Given problem: Each line in the entries below that holds the string "From" is to be listed.

--- start Information given ---

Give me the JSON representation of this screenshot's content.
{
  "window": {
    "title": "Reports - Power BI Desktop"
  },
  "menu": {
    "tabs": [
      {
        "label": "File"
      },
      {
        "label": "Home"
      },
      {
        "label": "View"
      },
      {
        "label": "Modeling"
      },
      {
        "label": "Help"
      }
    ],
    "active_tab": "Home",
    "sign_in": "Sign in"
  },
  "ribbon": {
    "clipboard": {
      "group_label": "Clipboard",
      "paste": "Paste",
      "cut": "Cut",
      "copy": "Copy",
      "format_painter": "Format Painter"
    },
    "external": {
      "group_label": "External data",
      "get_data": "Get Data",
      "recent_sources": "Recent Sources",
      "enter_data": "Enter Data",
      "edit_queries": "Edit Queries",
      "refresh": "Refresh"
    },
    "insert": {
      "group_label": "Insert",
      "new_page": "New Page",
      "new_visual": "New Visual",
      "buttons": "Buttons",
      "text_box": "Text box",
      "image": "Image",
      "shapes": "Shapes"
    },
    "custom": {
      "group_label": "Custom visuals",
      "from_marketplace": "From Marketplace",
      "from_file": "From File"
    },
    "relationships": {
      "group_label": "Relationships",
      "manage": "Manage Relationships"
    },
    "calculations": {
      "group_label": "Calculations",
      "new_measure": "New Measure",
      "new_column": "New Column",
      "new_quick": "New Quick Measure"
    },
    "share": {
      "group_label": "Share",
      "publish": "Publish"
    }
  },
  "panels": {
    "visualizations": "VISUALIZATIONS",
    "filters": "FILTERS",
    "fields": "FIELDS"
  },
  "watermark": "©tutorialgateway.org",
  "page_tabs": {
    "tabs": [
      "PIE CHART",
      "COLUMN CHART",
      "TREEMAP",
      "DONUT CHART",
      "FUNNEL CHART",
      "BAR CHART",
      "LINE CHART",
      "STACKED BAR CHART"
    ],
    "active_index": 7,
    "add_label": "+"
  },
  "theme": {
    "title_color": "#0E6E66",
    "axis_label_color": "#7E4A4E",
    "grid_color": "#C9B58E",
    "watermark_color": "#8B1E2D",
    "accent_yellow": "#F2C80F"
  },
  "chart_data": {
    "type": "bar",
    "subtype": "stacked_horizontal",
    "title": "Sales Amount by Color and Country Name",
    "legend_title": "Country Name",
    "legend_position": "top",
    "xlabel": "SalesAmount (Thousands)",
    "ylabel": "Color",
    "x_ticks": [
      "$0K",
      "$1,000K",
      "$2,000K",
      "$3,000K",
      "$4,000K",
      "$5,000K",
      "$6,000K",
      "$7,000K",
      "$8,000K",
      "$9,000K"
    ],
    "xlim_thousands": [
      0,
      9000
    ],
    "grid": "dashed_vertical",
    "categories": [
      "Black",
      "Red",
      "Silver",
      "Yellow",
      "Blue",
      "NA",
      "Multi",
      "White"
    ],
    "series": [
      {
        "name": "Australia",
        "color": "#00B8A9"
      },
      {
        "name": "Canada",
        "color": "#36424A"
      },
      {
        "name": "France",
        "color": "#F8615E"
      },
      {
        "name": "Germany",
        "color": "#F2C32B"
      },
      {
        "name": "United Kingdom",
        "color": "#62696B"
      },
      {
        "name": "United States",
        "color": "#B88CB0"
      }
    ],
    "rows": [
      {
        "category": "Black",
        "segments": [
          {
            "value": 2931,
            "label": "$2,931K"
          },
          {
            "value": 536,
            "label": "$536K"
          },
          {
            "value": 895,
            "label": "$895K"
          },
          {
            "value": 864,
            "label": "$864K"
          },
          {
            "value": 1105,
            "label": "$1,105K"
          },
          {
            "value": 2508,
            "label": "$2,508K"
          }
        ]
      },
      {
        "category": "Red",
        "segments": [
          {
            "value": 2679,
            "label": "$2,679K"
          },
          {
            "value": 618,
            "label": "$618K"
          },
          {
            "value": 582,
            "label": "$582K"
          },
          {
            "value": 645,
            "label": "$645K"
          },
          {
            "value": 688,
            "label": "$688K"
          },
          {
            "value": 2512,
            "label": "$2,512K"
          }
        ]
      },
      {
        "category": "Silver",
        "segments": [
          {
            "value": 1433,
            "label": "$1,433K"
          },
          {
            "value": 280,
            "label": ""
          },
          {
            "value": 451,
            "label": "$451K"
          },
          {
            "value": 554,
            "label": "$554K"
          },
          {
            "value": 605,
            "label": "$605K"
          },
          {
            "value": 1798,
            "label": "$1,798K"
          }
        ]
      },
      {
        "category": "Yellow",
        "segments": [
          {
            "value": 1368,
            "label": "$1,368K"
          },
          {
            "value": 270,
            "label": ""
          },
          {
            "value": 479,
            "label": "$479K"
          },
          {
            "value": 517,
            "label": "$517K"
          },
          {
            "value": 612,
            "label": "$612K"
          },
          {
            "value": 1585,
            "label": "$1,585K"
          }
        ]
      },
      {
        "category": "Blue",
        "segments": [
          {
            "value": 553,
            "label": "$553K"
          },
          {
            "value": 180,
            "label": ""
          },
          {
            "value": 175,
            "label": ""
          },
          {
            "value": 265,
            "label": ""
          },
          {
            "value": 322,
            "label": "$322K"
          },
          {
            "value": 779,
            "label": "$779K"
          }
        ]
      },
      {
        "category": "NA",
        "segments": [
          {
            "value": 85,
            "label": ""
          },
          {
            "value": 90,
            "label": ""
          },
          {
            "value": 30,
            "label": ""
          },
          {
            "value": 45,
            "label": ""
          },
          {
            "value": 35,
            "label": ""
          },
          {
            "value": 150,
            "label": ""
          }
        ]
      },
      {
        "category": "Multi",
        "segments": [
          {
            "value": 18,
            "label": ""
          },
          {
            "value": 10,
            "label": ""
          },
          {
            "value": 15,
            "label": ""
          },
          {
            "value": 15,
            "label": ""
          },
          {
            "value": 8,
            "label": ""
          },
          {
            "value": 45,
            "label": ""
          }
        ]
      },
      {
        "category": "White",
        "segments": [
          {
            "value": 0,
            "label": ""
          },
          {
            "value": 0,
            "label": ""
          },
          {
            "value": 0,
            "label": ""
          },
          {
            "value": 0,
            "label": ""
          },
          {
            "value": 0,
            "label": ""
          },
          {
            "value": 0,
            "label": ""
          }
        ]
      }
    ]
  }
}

--- end Information given ---

Exercise response:
      "from_marketplace": "From Marketplace",
      "from_file": "From File"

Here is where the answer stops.